## AIM OF THE EXERCISE
Go through the listing and pick out each line with the word "bottom" in it.

--- Begin SUPPLIED DATA ---

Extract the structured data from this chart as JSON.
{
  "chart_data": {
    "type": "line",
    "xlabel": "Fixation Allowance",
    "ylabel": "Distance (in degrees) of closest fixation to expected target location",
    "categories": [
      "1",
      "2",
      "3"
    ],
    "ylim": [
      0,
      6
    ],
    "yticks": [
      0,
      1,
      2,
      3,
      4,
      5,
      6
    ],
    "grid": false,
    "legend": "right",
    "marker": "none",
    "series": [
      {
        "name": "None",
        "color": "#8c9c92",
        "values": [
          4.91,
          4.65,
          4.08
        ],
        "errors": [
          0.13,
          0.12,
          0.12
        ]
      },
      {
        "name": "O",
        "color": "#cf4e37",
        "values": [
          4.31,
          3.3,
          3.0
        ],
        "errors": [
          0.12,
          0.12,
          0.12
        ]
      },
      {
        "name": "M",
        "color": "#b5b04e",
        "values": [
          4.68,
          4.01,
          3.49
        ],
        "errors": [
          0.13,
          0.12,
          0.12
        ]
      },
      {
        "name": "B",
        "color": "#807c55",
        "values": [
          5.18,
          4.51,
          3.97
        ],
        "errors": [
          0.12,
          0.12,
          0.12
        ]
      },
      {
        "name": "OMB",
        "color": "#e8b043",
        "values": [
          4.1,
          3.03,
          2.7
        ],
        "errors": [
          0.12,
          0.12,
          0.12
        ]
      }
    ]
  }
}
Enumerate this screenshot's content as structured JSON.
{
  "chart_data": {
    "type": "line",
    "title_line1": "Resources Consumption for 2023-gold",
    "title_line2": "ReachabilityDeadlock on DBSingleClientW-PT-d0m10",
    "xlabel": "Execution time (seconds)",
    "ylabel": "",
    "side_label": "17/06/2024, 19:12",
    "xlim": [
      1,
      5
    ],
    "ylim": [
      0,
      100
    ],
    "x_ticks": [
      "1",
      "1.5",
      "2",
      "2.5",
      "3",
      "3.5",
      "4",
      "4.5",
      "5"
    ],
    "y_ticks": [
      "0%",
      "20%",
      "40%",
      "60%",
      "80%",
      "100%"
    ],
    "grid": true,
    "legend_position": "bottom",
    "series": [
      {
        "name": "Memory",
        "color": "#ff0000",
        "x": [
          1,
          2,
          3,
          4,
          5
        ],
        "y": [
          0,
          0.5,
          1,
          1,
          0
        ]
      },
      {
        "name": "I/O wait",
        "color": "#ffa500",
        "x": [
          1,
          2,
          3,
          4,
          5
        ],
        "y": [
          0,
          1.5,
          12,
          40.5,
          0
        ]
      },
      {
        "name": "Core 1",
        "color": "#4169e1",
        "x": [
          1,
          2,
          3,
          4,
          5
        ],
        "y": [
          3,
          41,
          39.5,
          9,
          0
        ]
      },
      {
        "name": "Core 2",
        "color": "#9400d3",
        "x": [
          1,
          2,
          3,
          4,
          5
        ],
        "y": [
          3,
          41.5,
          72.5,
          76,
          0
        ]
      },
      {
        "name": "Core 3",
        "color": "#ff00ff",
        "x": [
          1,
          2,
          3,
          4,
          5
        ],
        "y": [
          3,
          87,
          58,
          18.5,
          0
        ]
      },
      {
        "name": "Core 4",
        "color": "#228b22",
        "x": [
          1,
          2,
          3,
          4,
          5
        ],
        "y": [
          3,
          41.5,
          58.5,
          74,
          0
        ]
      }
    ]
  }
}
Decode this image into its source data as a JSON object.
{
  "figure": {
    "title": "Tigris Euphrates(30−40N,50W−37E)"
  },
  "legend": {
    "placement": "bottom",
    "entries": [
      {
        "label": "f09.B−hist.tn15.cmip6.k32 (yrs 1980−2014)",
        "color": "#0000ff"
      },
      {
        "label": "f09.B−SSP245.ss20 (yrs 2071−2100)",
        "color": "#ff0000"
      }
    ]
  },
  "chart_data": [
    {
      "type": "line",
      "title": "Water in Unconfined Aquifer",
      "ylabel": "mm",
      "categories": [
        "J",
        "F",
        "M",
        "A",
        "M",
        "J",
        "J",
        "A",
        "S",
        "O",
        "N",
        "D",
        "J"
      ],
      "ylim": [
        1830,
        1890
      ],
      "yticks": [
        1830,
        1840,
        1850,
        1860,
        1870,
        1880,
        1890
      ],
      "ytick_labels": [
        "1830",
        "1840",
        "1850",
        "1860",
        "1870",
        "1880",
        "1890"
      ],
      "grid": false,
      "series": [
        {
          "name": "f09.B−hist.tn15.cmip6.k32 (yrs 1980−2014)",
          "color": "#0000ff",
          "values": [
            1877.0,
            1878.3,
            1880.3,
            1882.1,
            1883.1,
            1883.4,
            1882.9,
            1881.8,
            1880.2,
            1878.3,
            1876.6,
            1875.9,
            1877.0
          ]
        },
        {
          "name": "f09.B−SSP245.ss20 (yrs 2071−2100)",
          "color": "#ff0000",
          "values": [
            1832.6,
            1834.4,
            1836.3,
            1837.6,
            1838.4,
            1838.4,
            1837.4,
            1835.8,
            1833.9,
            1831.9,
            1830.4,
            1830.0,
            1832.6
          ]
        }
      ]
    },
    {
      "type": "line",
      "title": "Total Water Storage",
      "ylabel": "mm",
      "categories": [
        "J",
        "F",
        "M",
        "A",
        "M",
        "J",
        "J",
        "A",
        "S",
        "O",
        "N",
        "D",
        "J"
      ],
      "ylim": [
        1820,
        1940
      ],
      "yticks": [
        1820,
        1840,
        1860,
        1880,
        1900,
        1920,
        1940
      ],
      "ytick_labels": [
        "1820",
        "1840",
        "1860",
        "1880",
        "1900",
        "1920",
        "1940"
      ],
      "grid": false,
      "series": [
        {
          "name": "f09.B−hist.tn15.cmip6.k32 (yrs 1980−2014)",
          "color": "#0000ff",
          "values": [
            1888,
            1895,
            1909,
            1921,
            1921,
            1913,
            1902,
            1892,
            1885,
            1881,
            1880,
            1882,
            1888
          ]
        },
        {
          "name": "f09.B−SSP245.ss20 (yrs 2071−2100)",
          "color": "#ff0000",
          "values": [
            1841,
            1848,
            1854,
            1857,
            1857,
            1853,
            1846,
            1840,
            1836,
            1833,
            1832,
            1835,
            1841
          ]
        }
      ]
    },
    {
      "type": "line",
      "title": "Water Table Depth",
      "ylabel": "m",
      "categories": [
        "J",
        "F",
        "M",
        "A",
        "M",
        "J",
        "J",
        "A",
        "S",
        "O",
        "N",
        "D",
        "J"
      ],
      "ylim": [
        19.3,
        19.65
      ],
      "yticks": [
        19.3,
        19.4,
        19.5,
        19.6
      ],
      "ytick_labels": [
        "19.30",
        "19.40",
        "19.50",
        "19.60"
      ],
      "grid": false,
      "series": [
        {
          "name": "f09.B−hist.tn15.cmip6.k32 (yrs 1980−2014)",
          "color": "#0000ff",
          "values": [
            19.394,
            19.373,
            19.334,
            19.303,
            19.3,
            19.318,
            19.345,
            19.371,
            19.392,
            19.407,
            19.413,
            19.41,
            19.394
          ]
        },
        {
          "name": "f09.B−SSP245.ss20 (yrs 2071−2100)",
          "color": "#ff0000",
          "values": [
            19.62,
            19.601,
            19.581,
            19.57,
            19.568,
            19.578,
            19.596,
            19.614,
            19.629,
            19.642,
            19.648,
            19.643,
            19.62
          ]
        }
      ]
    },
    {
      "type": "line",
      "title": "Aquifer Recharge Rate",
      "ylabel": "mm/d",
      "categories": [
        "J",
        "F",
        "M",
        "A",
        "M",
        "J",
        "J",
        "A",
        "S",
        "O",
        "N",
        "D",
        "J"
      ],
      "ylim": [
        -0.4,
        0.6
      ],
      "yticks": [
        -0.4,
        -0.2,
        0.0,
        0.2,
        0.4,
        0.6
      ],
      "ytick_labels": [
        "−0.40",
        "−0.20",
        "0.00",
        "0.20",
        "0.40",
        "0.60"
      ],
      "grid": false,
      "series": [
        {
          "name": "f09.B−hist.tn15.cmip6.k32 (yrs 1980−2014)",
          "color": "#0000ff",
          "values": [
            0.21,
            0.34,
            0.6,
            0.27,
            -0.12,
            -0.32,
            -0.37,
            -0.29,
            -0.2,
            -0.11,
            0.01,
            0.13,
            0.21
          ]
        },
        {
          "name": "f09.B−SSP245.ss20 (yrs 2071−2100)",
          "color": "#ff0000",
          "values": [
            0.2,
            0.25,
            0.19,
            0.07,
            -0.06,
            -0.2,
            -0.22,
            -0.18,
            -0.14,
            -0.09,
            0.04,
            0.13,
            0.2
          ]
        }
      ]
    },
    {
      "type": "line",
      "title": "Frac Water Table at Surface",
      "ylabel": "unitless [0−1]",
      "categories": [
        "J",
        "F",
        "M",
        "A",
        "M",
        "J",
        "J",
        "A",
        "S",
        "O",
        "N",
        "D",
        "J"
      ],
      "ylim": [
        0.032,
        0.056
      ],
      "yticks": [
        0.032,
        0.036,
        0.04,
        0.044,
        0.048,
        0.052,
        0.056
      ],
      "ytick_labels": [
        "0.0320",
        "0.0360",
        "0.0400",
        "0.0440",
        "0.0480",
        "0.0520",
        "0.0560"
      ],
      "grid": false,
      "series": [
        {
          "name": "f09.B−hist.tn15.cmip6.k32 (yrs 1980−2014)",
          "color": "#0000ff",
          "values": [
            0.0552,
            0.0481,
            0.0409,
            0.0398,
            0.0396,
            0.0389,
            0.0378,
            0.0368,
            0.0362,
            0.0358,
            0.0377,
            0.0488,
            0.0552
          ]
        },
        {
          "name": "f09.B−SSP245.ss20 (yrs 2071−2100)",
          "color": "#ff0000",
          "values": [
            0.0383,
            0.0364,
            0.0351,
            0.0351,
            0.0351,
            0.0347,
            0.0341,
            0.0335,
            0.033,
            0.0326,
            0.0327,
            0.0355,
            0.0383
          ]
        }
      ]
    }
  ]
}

--- End SUPPLIED DATA ---

## FULL ANSWER
    "legend_position": "bottom",
    "placement": "bottom",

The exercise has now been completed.